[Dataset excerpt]

-=-=-=-=-

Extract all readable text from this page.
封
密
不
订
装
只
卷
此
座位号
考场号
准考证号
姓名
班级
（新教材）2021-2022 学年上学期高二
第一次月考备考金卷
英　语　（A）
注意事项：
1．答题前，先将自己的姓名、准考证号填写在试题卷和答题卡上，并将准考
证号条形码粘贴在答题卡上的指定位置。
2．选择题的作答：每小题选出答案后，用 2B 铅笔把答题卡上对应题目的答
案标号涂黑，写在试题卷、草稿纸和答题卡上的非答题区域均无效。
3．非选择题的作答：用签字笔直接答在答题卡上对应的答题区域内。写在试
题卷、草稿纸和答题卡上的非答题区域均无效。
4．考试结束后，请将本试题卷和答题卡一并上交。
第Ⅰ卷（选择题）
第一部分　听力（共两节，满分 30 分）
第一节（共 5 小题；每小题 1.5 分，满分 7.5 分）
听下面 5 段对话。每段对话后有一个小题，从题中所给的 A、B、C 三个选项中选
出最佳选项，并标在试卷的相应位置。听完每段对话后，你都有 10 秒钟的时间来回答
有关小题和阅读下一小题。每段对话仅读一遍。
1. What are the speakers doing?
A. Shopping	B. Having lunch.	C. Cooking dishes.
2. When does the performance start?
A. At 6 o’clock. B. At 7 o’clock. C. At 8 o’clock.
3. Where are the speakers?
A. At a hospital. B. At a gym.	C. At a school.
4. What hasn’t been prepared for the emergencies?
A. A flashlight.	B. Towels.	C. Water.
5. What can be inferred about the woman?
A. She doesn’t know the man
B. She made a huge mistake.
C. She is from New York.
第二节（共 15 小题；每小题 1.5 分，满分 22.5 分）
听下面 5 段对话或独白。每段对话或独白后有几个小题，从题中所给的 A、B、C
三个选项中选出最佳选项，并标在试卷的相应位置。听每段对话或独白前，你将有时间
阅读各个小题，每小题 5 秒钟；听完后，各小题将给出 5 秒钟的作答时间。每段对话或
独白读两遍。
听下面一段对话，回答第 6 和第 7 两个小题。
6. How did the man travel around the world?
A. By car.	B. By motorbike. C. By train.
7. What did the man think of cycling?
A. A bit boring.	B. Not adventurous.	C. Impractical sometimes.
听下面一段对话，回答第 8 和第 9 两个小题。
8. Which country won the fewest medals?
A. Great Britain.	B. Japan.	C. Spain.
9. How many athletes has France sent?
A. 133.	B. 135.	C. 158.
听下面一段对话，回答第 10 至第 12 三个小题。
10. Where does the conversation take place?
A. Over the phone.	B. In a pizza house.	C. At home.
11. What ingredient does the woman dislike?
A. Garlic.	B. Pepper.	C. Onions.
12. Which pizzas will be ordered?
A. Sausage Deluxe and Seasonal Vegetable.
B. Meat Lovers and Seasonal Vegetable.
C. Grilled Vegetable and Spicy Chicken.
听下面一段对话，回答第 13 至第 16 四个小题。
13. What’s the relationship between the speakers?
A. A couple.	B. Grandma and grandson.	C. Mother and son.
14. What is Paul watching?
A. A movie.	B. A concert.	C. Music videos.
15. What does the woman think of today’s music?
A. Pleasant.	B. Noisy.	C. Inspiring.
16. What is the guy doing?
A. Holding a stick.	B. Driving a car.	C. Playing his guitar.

-=-=-=-=-

WHAT THE TASK REQUIRES:
Could you reproduce every record above exactly as it appears?

THE OUTPUT:
Extract all readable text from this page.
封
密
不
订
装
只
卷
此
座位号
考场号
准考证号
姓名
班级
（新教材）2021-2022 学年上学期高二
第一次月考备考金卷
英　语　（A）
注意事项：
1．答题前，先将自己的姓名、准考证号填写在试题卷和答题卡上，并将准考
证号条形码粘贴在答题卡上的指定位置。
2．选择题的作答：每小题选出答案后，用 2B 铅笔把答题卡上对应题目的答
案标号涂黑，写在试题卷、草稿纸和答题卡上的非答题区域均无效。
3．非选择题的作答：用签字笔直接答在答题卡上对应的答题区域内。写在试
题卷、草稿纸和答题卡上的非答题区域均无效。
4．考试结束后，请将本试题卷和答题卡一并上交。
第Ⅰ卷（选择题）
第一部分　听力（共两节，满分 30 分）
第一节（共 5 小题；每小题 1.5 分，满分 7.5 分）
听下面 5 段对话。每段对话后有一个小题，从题中所给的 A、B、C 三个选项中选
出最佳选项，并标在试卷的相应位置。听完每段对话后，你都有 10 秒钟的时间来回答
有关小题和阅读下一小题。每段对话仅读一遍。
1. What are the speakers doing?
A. Shopping	B. Having lunch.	C. Cooking dishes.
2. When does the performance start?
A. At 6 o’clock. B. At 7 o’clock. C. At 8 o’clock.
3. Where are the speakers?
A. At a hospital. B. At a gym.	C. At a school.
4. What hasn’t been prepared for the emergencies?
A. A flashlight.	B. Towels.	C. Water.
5. What can be inferred about the woman?
A. She doesn’t know the man
B. She made a huge mistake.
C. She is from New York.
第二节（共 15 小题；每小题 1.5 分，满分 22.5 分）
听下面 5 段对话或独白。每段对话或独白后有几个小题，从题中所给的 A、B、C
三个选项中选出最佳选项，并标在试卷的相应位置。听每段对话或独白前，你将有时间
阅读各个小题，每小题 5 秒钟；听完后，各小题将给出 5 秒钟的作答时间。每段对话或
独白读两遍。
听下面一段对话，回答第 6 和第 7 两个小题。
6. How did the man travel around the world?
A. By car.	B. By motorbike. C. By train.
7. What did the man think of cycling?
A. A bit boring.	B. Not adventurous.	C. Impractical sometimes.
听下面一段对话，回答第 8 和第 9 两个小题。
8. Which country won the fewest medals?
A. Great Britain.	B. Japan.	C. Spain.
9. How many athletes has France sent?
A. 133.	B. 135.	C. 158.
听下面一段对话，回答第 10 至第 12 三个小题。
10. Where does the conversation take place?
A. Over the phone.	B. In a pizza house.	C. At home.
11. What ingredient does the woman dislike?
A. Garlic.	B. Pepper.	C. Onions.
12. Which pizzas will be ordered?
A. Sausage Deluxe and Seasonal Vegetable.
B. Meat Lovers and Seasonal Vegetable.
C. Grilled Vegetable and Spicy Chicken.
听下面一段对话，回答第 13 至第 16 四个小题。
13. What’s the relationship between the speakers?
A. A couple.	B. Grandma and grandson.	C. Mother and son.
14. What is Paul watching?
A. A movie.	B. A concert.	C. Music videos.
15. What does the woman think of today’s music?
A. Pleasant.	B. Noisy.	C. Inspiring.
16. What is the guy doing?
A. Holding a stick.	B. Driving a car.	C. Playing his guitar.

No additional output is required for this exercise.